## TO BE DONE
For each line that holds "background", copy the line out.

--- Start INPUT DATA ---

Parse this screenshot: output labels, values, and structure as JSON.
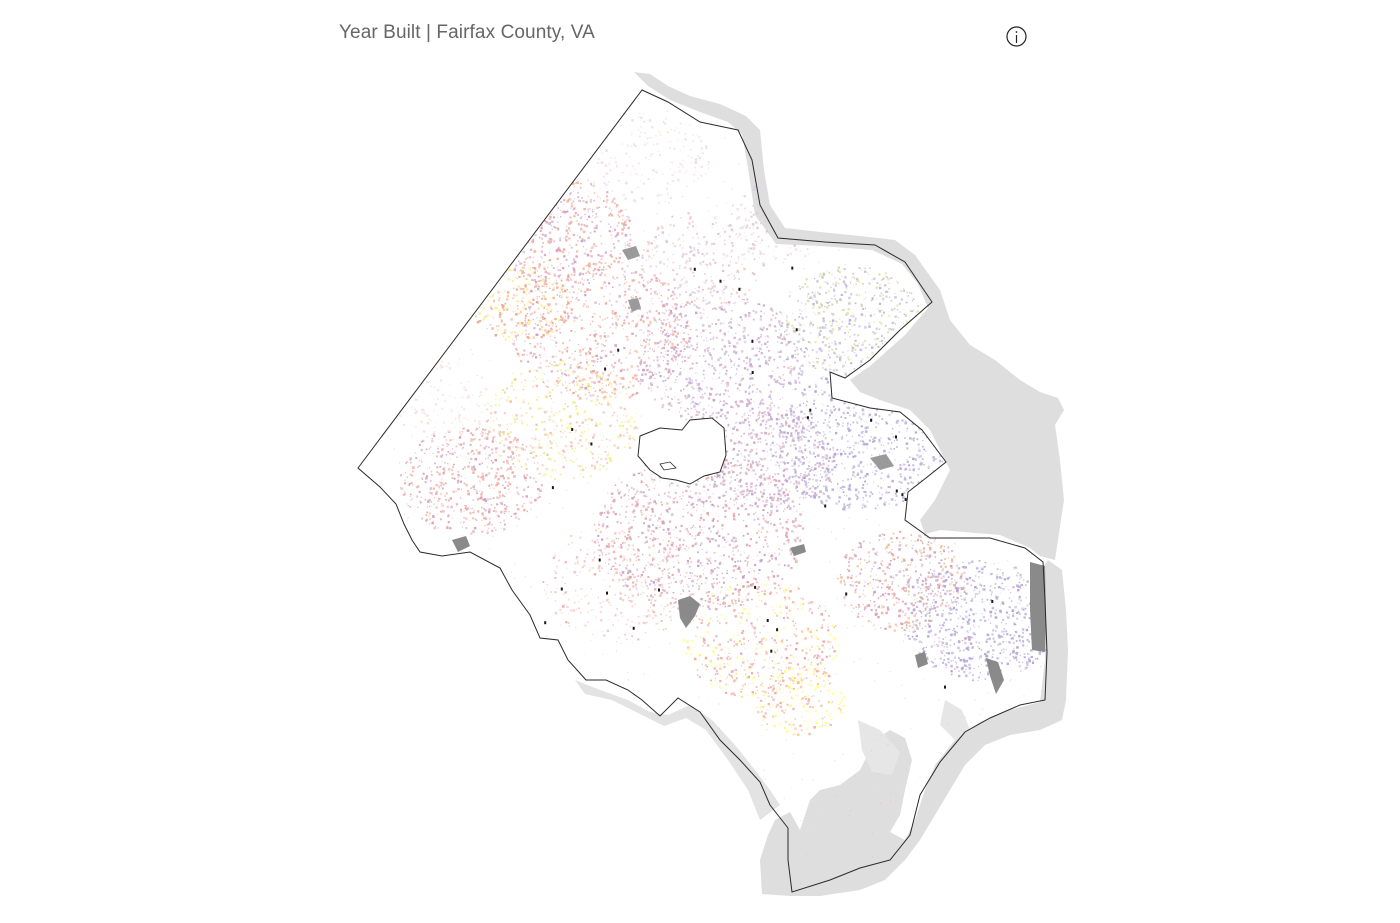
{
  "map": {
    "title": "Year Built | Fairfax County, VA",
    "icons": {
      "info": "info-icon"
    },
    "colors": {
      "background": "#ffffff",
      "water": "#dddddd",
      "lakes": "#8c8c8c",
      "county_outline": "#333333",
      "title_text": "#666666"
    },
    "legend_shown": false
  }
}
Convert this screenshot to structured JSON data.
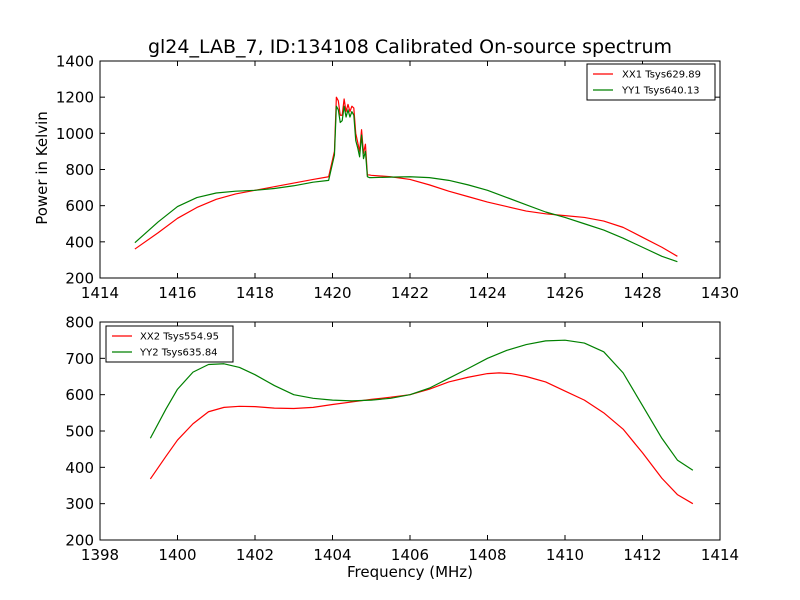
{
  "title": "gl24_LAB_7, ID:134108 Calibrated On-source spectrum",
  "colors": {
    "red": "#ff0000",
    "green": "#008000",
    "axis": "#000000",
    "background": "#ffffff"
  },
  "chart_data": [
    {
      "type": "line",
      "xlim": [
        1414,
        1430
      ],
      "ylim": [
        200,
        1400
      ],
      "xticks": [
        1414,
        1416,
        1418,
        1420,
        1422,
        1424,
        1426,
        1428,
        1430
      ],
      "yticks": [
        200,
        400,
        600,
        800,
        1000,
        1200,
        1400
      ],
      "xlabel": "",
      "ylabel": "Power in Kelvin",
      "grid": false,
      "legend_position": "top-right",
      "series": [
        {
          "name": "XX1 Tsys629.89",
          "color": "#ff0000",
          "x": [
            1414.9,
            1415.5,
            1416.0,
            1416.5,
            1417.0,
            1417.5,
            1418.0,
            1418.5,
            1419.0,
            1419.5,
            1419.9,
            1420.05,
            1420.1,
            1420.15,
            1420.2,
            1420.25,
            1420.3,
            1420.35,
            1420.4,
            1420.45,
            1420.5,
            1420.55,
            1420.6,
            1420.65,
            1420.7,
            1420.75,
            1420.8,
            1420.85,
            1420.9,
            1420.95,
            1421.0,
            1421.5,
            1422.0,
            1422.5,
            1423.0,
            1423.5,
            1424.0,
            1424.5,
            1425.0,
            1425.5,
            1426.0,
            1426.5,
            1427.0,
            1427.5,
            1428.0,
            1428.5,
            1428.9
          ],
          "y": [
            360,
            450,
            530,
            590,
            635,
            665,
            685,
            705,
            725,
            745,
            760,
            900,
            1200,
            1180,
            1100,
            1100,
            1190,
            1120,
            1160,
            1120,
            1150,
            1140,
            1000,
            950,
            900,
            1020,
            890,
            940,
            770,
            770,
            768,
            760,
            745,
            715,
            680,
            650,
            620,
            595,
            570,
            555,
            545,
            535,
            515,
            480,
            425,
            370,
            320
          ]
        },
        {
          "name": "YY1 Tsys640.13",
          "color": "#008000",
          "x": [
            1414.9,
            1415.5,
            1416.0,
            1416.5,
            1417.0,
            1417.5,
            1418.0,
            1418.5,
            1419.0,
            1419.5,
            1419.9,
            1420.05,
            1420.1,
            1420.15,
            1420.2,
            1420.25,
            1420.3,
            1420.35,
            1420.4,
            1420.45,
            1420.5,
            1420.55,
            1420.6,
            1420.65,
            1420.7,
            1420.75,
            1420.8,
            1420.85,
            1420.9,
            1420.95,
            1421.0,
            1421.5,
            1422.0,
            1422.5,
            1423.0,
            1423.5,
            1424.0,
            1424.5,
            1425.0,
            1425.5,
            1426.0,
            1426.5,
            1427.0,
            1427.5,
            1428.0,
            1428.5,
            1428.9
          ],
          "y": [
            395,
            510,
            595,
            645,
            670,
            680,
            685,
            695,
            710,
            730,
            740,
            880,
            1150,
            1130,
            1060,
            1070,
            1150,
            1090,
            1130,
            1090,
            1120,
            1100,
            960,
            920,
            870,
            990,
            860,
            900,
            760,
            755,
            755,
            758,
            760,
            755,
            740,
            715,
            685,
            645,
            605,
            565,
            535,
            500,
            465,
            420,
            370,
            320,
            290
          ]
        }
      ]
    },
    {
      "type": "line",
      "xlim": [
        1398,
        1414
      ],
      "ylim": [
        200,
        800
      ],
      "xticks": [
        1398,
        1400,
        1402,
        1404,
        1406,
        1408,
        1410,
        1412,
        1414
      ],
      "yticks": [
        200,
        300,
        400,
        500,
        600,
        700,
        800
      ],
      "xlabel": "Frequency (MHz)",
      "ylabel": "",
      "grid": false,
      "legend_position": "top-left",
      "series": [
        {
          "name": "XX2 Tsys554.95",
          "color": "#ff0000",
          "x": [
            1399.3,
            1399.7,
            1400.0,
            1400.4,
            1400.8,
            1401.2,
            1401.6,
            1402.0,
            1402.5,
            1403.0,
            1403.5,
            1404.0,
            1404.5,
            1405.0,
            1405.5,
            1406.0,
            1406.5,
            1407.0,
            1407.5,
            1408.0,
            1408.3,
            1408.6,
            1409.0,
            1409.5,
            1410.0,
            1410.5,
            1411.0,
            1411.5,
            1412.0,
            1412.5,
            1412.9,
            1413.3
          ],
          "y": [
            368,
            430,
            475,
            520,
            553,
            565,
            568,
            567,
            563,
            562,
            565,
            573,
            580,
            587,
            593,
            600,
            615,
            635,
            648,
            658,
            660,
            658,
            650,
            635,
            610,
            585,
            550,
            505,
            440,
            370,
            325,
            300
          ]
        },
        {
          "name": "YY2 Tsys635.84",
          "color": "#008000",
          "x": [
            1399.3,
            1399.7,
            1400.0,
            1400.4,
            1400.8,
            1401.2,
            1401.6,
            1402.0,
            1402.5,
            1403.0,
            1403.5,
            1404.0,
            1404.5,
            1405.0,
            1405.5,
            1406.0,
            1406.5,
            1407.0,
            1407.5,
            1408.0,
            1408.5,
            1409.0,
            1409.5,
            1410.0,
            1410.5,
            1411.0,
            1411.5,
            1412.0,
            1412.5,
            1412.9,
            1413.3
          ],
          "y": [
            480,
            560,
            615,
            662,
            683,
            685,
            675,
            655,
            625,
            600,
            590,
            585,
            583,
            585,
            590,
            600,
            618,
            645,
            672,
            700,
            722,
            738,
            748,
            750,
            742,
            718,
            660,
            570,
            480,
            420,
            392
          ]
        }
      ]
    }
  ]
}
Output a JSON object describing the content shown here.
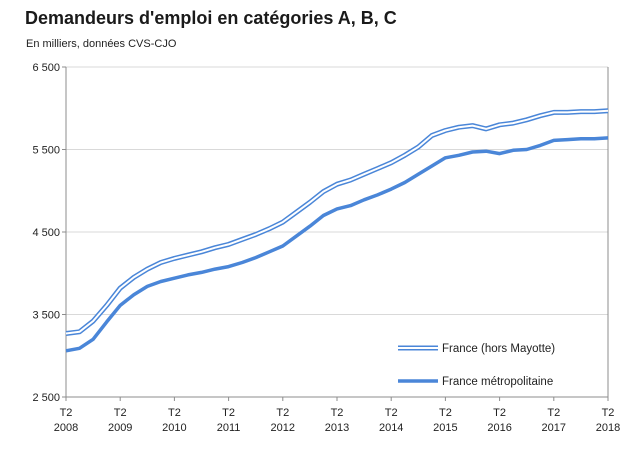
{
  "chart_data": {
    "type": "line",
    "title": "Demandeurs d'emploi en catégories A, B, C",
    "subtitle": "En milliers, données CVS-CJO",
    "xlabel": "",
    "ylabel": "",
    "ylim": [
      2500,
      6500
    ],
    "yticks": [
      {
        "value": 2500,
        "label": "2 500"
      },
      {
        "value": 3500,
        "label": "3 500"
      },
      {
        "value": 4500,
        "label": "4 500"
      },
      {
        "value": 5500,
        "label": "5 500"
      },
      {
        "value": 6500,
        "label": "6 500"
      }
    ],
    "xlim": [
      0,
      40
    ],
    "xticks": [
      {
        "index": 0,
        "label": "T2",
        "year": "2008"
      },
      {
        "index": 4,
        "label": "T2",
        "year": "2009"
      },
      {
        "index": 8,
        "label": "T2",
        "year": "2010"
      },
      {
        "index": 12,
        "label": "T2",
        "year": "2011"
      },
      {
        "index": 16,
        "label": "T2",
        "year": "2012"
      },
      {
        "index": 20,
        "label": "T2",
        "year": "2013"
      },
      {
        "index": 24,
        "label": "T2",
        "year": "2014"
      },
      {
        "index": 28,
        "label": "T2",
        "year": "2015"
      },
      {
        "index": 32,
        "label": "T2",
        "year": "2016"
      },
      {
        "index": 36,
        "label": "T2",
        "year": "2017"
      },
      {
        "index": 40,
        "label": "T2",
        "year": "2018"
      }
    ],
    "grid": "horizontal",
    "legend_position": "bottom-right",
    "series": [
      {
        "name": "France (hors Mayotte)",
        "style": "double",
        "color": "#4a86d8",
        "values": [
          3270,
          3290,
          3420,
          3610,
          3820,
          3950,
          4050,
          4130,
          4180,
          4220,
          4260,
          4310,
          4350,
          4410,
          4470,
          4540,
          4620,
          4740,
          4860,
          4990,
          5080,
          5130,
          5200,
          5270,
          5340,
          5430,
          5530,
          5670,
          5730,
          5770,
          5790,
          5750,
          5800,
          5820,
          5860,
          5910,
          5950,
          5950,
          5960,
          5960,
          5970
        ]
      },
      {
        "name": "France métropolitaine",
        "style": "solid",
        "color": "#4a86d8",
        "values": [
          3060,
          3090,
          3200,
          3410,
          3610,
          3740,
          3840,
          3900,
          3940,
          3980,
          4010,
          4050,
          4080,
          4130,
          4190,
          4260,
          4330,
          4450,
          4570,
          4700,
          4780,
          4820,
          4890,
          4950,
          5020,
          5100,
          5200,
          5300,
          5400,
          5430,
          5470,
          5480,
          5450,
          5490,
          5500,
          5550,
          5610,
          5620,
          5630,
          5630,
          5640
        ]
      }
    ]
  }
}
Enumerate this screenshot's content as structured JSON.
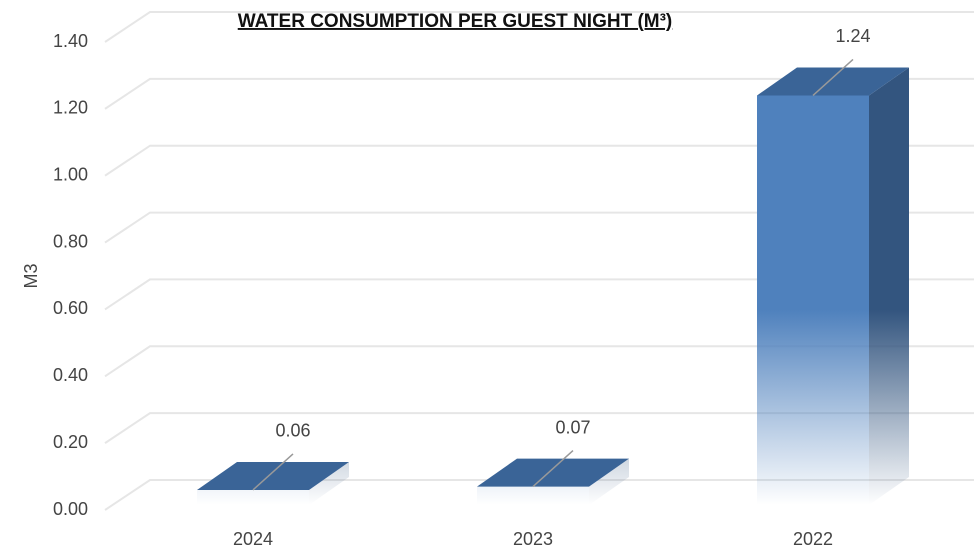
{
  "chart_data": {
    "type": "bar3d",
    "title": "WATER CONSUMPTION PER GUEST NIGHT (M³)",
    "y_label": "M3",
    "categories": [
      "2024",
      "2023",
      "2022"
    ],
    "values": [
      0.06,
      0.07,
      1.24
    ],
    "color": "#4f81bd",
    "ylim": [
      0,
      1.4
    ],
    "yticks": [
      {
        "value": 0,
        "label": "0.00"
      },
      {
        "value": 0.2,
        "label": "0.20"
      },
      {
        "value": 0.4,
        "label": "0.40"
      },
      {
        "value": 0.6,
        "label": "0.60"
      },
      {
        "value": 0.8,
        "label": "0.80"
      },
      {
        "value": 1,
        "label": "1.00"
      },
      {
        "value": 1.2,
        "label": "1.20"
      },
      {
        "value": 1.4,
        "label": "1.40"
      }
    ],
    "grid": true
  }
}
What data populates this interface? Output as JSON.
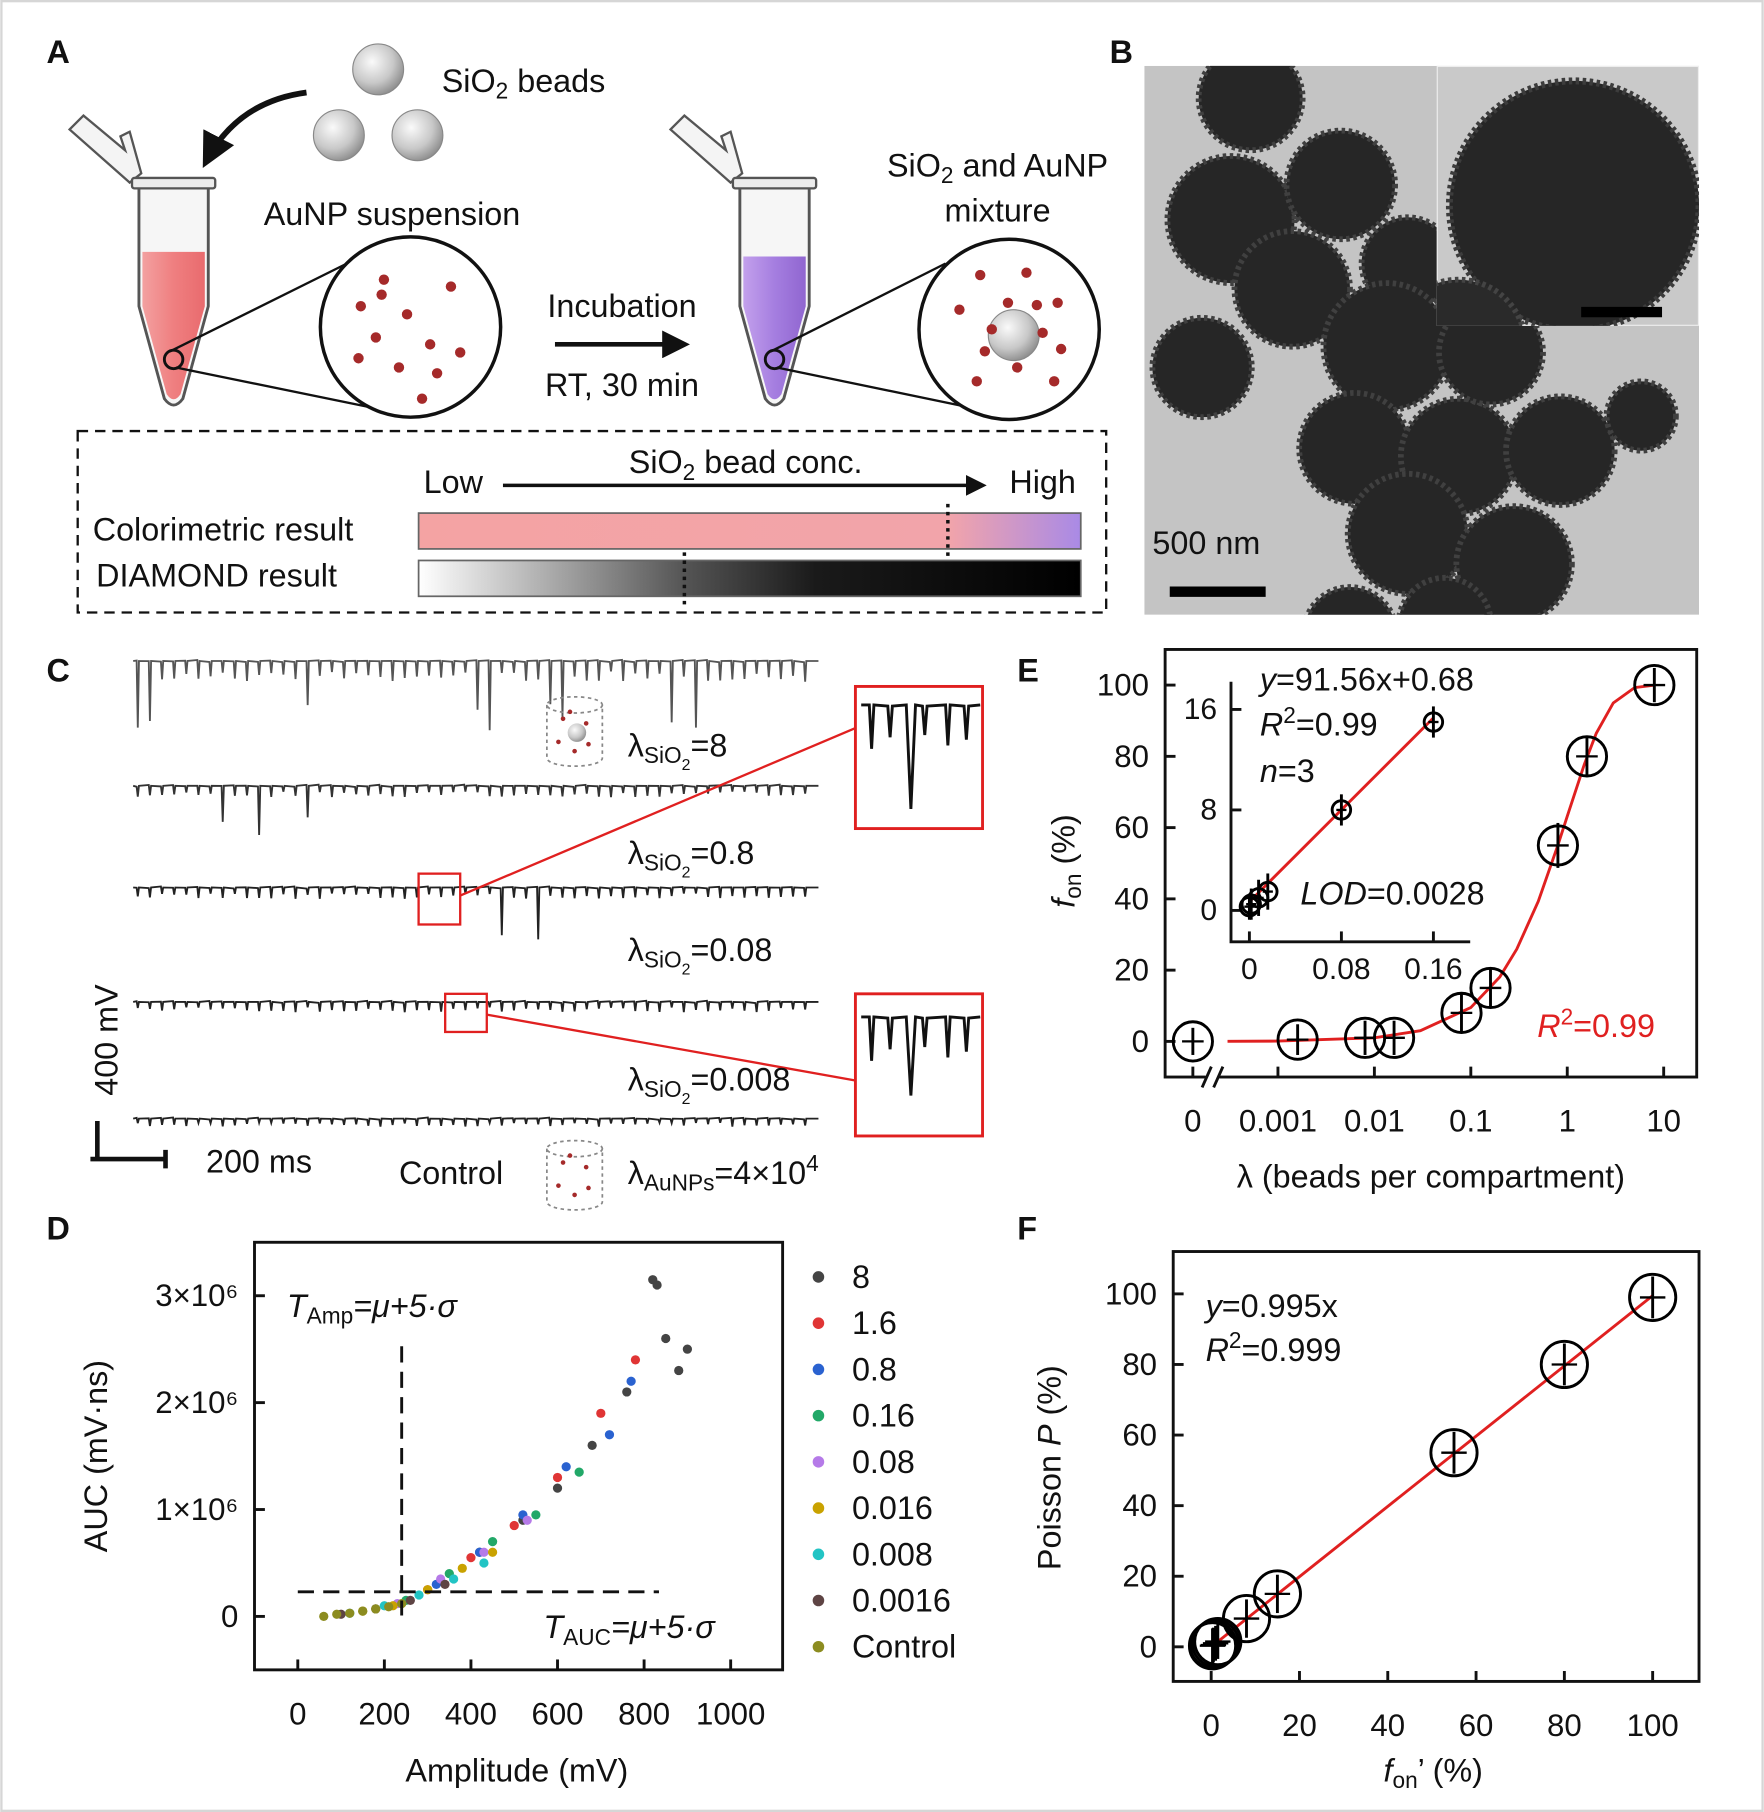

--- End INPUT DATA ---

## OUTPUT FOR THIS TASK
      "background": "#ffffff",
    "background": "#ffffff"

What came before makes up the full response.